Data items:
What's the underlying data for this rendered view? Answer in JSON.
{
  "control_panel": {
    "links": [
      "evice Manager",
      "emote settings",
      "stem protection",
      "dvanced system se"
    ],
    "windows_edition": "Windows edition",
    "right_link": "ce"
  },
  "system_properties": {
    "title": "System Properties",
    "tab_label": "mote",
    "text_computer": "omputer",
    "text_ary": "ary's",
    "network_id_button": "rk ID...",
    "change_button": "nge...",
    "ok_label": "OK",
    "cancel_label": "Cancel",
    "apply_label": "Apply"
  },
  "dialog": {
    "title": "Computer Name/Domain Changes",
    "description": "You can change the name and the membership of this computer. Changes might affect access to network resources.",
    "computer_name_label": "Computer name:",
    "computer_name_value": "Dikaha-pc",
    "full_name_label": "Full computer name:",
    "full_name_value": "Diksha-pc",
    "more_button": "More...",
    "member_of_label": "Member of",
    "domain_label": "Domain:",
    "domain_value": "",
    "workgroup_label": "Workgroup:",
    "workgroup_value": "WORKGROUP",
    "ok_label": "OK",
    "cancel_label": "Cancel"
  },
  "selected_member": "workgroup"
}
...
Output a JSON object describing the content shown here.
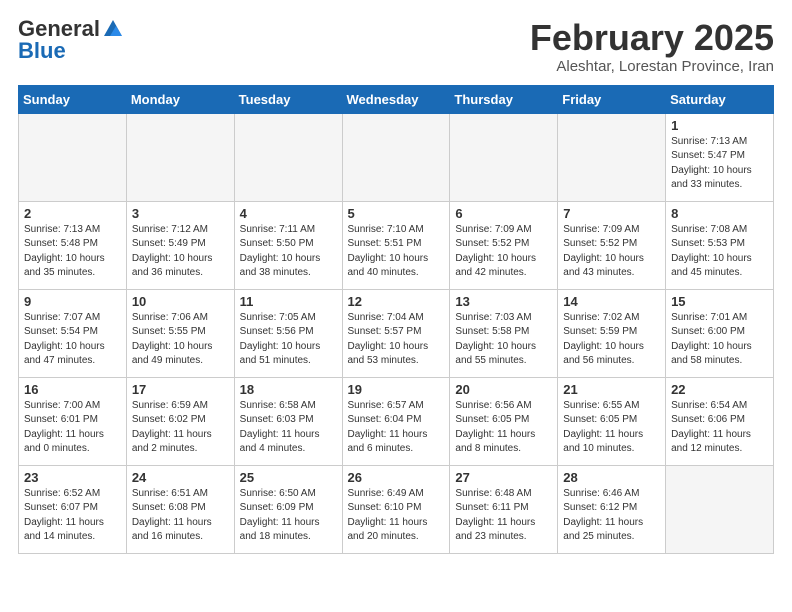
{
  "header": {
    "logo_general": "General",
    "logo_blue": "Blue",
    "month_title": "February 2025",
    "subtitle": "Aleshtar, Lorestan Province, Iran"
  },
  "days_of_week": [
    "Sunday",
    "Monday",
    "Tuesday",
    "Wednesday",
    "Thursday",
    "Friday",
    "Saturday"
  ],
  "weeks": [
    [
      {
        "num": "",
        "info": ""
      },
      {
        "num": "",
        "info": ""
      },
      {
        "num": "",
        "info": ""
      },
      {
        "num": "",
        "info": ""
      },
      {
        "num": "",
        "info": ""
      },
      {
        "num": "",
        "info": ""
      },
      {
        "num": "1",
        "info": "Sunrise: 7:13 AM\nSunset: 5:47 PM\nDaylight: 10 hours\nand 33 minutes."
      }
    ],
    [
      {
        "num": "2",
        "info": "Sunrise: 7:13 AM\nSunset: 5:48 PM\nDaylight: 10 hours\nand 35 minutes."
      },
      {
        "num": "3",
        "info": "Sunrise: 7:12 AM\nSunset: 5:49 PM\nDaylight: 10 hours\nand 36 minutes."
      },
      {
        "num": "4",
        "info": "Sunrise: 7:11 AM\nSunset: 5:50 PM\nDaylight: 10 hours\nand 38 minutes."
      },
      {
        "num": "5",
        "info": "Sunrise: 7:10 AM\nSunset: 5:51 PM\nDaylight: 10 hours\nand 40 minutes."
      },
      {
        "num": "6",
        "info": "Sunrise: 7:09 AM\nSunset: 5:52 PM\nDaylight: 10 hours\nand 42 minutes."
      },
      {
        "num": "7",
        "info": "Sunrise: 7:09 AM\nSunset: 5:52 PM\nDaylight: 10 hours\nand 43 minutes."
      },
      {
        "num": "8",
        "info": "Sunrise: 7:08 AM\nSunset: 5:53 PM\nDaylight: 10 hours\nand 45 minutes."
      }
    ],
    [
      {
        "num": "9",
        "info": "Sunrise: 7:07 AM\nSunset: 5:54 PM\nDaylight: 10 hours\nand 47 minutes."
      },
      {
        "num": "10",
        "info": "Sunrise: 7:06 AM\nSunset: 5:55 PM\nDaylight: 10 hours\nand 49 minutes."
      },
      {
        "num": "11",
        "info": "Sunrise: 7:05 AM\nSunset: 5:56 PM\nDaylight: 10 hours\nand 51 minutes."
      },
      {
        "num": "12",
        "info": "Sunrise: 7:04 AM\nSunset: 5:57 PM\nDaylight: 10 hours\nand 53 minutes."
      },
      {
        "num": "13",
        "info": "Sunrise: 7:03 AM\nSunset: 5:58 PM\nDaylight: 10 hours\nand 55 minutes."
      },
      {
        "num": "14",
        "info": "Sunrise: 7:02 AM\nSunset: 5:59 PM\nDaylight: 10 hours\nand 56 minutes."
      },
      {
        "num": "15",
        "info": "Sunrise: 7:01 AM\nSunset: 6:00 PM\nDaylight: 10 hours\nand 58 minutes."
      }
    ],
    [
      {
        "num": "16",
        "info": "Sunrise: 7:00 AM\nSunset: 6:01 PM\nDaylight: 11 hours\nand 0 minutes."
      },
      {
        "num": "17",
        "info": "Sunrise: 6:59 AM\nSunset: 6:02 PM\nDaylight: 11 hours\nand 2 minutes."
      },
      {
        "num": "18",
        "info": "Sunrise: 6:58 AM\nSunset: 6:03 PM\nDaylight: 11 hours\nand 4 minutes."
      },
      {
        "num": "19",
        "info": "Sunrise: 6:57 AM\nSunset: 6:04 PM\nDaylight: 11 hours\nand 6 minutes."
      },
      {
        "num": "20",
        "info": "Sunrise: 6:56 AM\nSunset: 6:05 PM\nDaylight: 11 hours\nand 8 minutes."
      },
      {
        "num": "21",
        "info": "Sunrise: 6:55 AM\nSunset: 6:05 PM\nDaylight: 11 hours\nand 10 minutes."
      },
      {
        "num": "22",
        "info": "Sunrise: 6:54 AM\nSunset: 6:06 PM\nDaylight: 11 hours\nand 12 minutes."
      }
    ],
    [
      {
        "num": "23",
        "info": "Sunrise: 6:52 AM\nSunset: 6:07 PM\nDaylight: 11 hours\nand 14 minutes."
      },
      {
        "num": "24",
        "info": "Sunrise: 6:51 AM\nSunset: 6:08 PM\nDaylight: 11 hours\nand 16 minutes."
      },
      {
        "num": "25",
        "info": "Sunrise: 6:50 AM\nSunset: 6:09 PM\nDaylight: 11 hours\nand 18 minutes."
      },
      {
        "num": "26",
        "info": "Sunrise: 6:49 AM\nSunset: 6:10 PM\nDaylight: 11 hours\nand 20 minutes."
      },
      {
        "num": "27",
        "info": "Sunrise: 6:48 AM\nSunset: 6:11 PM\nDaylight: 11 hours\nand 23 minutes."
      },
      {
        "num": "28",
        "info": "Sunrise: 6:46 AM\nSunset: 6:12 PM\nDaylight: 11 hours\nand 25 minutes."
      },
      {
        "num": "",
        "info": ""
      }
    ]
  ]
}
* * *
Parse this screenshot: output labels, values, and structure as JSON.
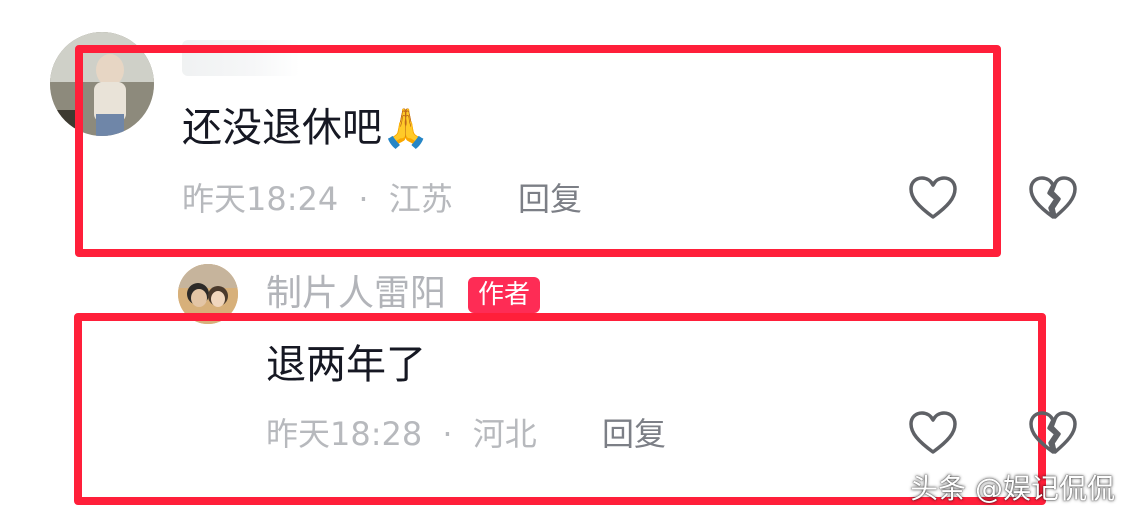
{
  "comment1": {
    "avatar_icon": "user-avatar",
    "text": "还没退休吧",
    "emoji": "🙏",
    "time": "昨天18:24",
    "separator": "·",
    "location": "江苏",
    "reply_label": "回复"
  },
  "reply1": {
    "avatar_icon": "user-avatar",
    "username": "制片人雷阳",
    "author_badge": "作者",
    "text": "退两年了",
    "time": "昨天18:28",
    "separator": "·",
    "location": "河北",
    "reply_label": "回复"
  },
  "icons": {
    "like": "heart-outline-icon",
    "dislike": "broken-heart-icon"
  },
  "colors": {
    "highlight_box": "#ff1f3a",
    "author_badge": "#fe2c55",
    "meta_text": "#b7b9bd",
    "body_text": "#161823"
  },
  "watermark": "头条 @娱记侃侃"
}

## [What you have to do]
Reproduce every line of the listing above in which the string "this" appears.

## [Result of the task]
What's the underlying data for this rendered view? Answer in JSON.
    "description": "You can change the name and the membership of this computer. Changes might affect access to network resources.",
Parse this screenshot: output labels, values, and structure as JSON.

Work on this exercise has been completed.